»»
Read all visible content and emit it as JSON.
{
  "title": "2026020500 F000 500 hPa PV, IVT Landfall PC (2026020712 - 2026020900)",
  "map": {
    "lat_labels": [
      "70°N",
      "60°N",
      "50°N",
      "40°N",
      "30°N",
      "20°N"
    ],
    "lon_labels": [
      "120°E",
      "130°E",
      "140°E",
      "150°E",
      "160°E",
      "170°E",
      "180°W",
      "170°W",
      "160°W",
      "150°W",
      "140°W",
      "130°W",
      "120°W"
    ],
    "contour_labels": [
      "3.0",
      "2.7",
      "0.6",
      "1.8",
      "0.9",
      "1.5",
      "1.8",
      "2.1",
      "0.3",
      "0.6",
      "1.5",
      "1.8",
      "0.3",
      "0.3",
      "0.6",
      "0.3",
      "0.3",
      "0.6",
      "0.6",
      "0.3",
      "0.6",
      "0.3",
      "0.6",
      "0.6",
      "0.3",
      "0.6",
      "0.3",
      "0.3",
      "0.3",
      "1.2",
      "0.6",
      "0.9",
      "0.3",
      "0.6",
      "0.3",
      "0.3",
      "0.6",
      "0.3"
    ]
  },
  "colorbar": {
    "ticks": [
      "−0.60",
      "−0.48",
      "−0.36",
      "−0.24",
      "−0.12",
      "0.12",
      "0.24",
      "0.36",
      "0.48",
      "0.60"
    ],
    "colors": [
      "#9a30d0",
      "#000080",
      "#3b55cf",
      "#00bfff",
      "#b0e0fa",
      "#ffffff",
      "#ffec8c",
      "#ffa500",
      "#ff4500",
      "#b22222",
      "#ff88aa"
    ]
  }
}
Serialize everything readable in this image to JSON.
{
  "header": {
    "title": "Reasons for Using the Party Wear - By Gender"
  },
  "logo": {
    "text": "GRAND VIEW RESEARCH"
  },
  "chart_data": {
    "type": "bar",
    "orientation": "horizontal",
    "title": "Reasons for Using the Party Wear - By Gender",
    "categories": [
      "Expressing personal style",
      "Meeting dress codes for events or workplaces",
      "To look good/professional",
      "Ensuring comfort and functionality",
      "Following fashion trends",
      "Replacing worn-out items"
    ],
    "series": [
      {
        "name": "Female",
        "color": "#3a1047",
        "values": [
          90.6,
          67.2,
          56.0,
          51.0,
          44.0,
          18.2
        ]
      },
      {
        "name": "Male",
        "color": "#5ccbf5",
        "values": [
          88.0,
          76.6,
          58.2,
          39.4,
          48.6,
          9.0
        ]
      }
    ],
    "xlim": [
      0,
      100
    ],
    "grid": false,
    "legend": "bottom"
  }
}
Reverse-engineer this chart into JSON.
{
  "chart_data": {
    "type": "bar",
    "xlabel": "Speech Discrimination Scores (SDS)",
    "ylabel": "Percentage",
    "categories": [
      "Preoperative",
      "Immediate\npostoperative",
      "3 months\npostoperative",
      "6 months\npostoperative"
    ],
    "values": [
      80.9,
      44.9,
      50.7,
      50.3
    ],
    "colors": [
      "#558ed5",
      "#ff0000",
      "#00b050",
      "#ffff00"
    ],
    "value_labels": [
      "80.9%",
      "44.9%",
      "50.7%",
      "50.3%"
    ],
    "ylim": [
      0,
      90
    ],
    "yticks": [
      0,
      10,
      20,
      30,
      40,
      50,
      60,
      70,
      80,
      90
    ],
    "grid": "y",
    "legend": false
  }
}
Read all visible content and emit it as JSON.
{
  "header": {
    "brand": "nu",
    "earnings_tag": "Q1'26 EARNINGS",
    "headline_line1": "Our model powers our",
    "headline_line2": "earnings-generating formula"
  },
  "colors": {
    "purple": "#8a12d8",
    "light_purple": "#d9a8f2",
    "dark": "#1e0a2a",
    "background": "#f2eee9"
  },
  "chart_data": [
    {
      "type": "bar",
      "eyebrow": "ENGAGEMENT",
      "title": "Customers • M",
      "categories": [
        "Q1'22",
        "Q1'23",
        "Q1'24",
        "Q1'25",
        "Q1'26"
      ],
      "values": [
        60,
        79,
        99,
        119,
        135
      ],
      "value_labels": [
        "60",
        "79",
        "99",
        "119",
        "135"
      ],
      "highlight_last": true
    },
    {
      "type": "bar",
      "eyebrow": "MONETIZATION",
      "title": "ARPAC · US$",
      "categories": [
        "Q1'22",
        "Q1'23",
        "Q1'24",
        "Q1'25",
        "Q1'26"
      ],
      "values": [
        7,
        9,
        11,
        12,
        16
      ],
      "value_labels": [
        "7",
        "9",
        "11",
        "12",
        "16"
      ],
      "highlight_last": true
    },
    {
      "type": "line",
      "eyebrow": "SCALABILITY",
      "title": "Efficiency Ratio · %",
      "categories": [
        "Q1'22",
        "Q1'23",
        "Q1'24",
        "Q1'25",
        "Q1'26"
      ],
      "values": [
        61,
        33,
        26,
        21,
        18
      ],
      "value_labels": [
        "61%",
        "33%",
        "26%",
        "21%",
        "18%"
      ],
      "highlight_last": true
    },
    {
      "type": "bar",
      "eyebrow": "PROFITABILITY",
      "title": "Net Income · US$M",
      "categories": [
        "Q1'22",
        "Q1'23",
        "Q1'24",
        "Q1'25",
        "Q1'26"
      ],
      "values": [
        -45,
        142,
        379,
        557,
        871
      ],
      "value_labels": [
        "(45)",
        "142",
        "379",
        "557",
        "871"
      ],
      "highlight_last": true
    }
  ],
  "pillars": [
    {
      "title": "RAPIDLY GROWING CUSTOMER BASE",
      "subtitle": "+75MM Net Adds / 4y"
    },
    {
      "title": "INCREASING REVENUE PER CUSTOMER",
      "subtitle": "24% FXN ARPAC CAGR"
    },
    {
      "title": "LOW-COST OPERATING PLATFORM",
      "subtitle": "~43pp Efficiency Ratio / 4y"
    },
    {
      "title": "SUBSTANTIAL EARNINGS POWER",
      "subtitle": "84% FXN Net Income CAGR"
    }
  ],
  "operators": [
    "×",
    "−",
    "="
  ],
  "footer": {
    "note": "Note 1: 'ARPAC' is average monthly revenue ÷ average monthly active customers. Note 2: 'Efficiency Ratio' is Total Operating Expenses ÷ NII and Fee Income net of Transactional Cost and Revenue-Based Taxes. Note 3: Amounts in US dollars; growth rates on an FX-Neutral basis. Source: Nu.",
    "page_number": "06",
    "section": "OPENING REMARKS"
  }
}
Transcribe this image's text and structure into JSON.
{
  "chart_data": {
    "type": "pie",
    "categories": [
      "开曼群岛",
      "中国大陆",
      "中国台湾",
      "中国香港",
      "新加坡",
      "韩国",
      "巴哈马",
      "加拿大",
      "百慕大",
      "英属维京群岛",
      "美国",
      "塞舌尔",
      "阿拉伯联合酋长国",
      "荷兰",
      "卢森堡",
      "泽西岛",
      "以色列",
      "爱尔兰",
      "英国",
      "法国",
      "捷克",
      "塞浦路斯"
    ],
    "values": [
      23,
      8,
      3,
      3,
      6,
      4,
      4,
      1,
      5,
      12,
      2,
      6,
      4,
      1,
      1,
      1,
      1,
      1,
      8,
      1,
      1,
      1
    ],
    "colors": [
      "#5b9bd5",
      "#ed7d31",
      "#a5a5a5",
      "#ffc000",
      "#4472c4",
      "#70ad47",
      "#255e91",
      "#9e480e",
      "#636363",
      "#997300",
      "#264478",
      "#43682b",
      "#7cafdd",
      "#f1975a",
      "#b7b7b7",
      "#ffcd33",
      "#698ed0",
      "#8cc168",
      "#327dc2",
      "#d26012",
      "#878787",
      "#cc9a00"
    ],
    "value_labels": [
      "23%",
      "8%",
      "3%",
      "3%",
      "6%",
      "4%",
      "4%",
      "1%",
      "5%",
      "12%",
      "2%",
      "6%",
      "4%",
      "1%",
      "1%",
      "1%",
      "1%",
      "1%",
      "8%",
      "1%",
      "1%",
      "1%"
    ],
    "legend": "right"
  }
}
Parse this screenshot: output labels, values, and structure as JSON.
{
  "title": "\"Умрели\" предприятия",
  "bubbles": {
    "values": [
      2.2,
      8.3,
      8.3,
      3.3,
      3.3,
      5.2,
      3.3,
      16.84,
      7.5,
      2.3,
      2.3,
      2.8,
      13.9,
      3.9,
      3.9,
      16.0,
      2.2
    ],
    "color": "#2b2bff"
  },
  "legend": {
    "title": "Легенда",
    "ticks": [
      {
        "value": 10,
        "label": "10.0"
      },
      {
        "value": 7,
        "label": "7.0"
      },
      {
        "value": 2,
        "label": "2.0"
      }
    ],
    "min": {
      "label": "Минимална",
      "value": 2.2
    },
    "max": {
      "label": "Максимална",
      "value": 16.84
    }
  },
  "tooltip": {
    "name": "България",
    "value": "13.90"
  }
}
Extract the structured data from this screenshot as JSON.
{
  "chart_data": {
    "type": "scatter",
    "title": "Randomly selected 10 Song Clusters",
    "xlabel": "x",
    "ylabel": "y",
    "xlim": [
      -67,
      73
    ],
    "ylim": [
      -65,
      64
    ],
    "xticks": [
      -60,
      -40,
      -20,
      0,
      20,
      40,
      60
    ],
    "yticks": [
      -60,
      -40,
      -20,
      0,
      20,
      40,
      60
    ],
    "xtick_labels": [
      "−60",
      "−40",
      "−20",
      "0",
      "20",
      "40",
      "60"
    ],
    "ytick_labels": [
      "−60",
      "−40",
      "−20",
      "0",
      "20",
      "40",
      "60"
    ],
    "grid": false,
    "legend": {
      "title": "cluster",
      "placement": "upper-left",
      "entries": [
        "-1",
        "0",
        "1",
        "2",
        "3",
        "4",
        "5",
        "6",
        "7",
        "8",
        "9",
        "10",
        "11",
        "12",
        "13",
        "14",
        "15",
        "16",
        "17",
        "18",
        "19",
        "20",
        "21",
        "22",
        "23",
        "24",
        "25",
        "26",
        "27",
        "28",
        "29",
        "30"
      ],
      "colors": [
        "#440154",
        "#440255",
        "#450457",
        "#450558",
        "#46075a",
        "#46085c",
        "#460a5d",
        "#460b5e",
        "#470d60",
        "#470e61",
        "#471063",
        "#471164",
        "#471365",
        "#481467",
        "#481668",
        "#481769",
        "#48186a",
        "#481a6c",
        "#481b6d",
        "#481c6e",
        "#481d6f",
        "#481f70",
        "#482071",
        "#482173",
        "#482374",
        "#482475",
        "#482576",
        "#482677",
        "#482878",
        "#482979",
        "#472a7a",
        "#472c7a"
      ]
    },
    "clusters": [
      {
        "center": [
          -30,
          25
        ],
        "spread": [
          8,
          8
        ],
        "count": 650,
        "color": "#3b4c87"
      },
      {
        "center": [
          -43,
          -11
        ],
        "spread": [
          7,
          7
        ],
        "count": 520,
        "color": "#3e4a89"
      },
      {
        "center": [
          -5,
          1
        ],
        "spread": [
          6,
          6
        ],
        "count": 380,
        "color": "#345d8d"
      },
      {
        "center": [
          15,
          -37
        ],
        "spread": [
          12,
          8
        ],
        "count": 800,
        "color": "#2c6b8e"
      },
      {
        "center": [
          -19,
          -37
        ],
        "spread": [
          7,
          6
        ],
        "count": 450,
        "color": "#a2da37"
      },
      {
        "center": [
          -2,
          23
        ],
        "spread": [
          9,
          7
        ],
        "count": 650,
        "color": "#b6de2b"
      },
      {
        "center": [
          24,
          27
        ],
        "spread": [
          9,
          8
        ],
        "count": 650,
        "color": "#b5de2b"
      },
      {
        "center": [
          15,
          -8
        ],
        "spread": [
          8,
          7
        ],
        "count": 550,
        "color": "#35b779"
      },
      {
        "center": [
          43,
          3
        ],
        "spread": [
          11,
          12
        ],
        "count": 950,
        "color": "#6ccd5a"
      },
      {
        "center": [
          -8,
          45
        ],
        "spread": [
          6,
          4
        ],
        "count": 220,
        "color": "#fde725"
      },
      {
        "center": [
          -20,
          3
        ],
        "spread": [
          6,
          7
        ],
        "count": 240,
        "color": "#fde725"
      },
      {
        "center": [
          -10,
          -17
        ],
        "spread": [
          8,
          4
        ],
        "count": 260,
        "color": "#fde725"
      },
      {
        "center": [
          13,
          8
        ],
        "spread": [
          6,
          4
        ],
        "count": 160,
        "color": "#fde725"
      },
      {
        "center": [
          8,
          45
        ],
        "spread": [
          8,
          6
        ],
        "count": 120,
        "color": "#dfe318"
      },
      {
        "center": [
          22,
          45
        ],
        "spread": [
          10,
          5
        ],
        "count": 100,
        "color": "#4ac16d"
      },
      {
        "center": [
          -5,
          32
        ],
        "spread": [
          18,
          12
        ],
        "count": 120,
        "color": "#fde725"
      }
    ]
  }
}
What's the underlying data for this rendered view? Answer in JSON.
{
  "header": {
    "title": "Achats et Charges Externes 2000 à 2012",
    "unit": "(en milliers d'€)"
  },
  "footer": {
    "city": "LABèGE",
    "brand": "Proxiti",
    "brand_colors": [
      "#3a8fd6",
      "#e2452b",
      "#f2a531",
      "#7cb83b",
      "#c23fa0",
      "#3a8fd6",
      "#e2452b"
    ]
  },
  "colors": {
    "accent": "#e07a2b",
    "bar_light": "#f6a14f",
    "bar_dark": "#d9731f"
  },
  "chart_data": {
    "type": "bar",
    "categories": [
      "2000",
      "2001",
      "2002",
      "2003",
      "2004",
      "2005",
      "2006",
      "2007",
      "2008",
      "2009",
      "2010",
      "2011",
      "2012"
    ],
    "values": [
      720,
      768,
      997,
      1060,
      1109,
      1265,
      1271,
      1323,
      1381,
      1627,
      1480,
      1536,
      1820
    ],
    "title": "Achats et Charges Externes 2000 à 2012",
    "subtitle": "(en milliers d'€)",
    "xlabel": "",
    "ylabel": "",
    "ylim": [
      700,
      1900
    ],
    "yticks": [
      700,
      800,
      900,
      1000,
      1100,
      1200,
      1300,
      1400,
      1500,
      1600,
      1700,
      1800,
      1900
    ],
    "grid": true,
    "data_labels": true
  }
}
««
[Goal]: For this exercise, gather every line of the data that contains the word "JSON".

[Solution to this exercise]:
Read all visible content and emit it as JSON.
Serialize everything readable in this image to JSON.
Reverse-engineer this chart into JSON.
Read all visible content and emit it as JSON.
Transcribe this image's text and structure into JSON.
Parse this screenshot: output labels, values, and structure as JSON.
Extract the structured data from this screenshot as JSON.
What's the underlying data for this rendered view? Answer in JSON.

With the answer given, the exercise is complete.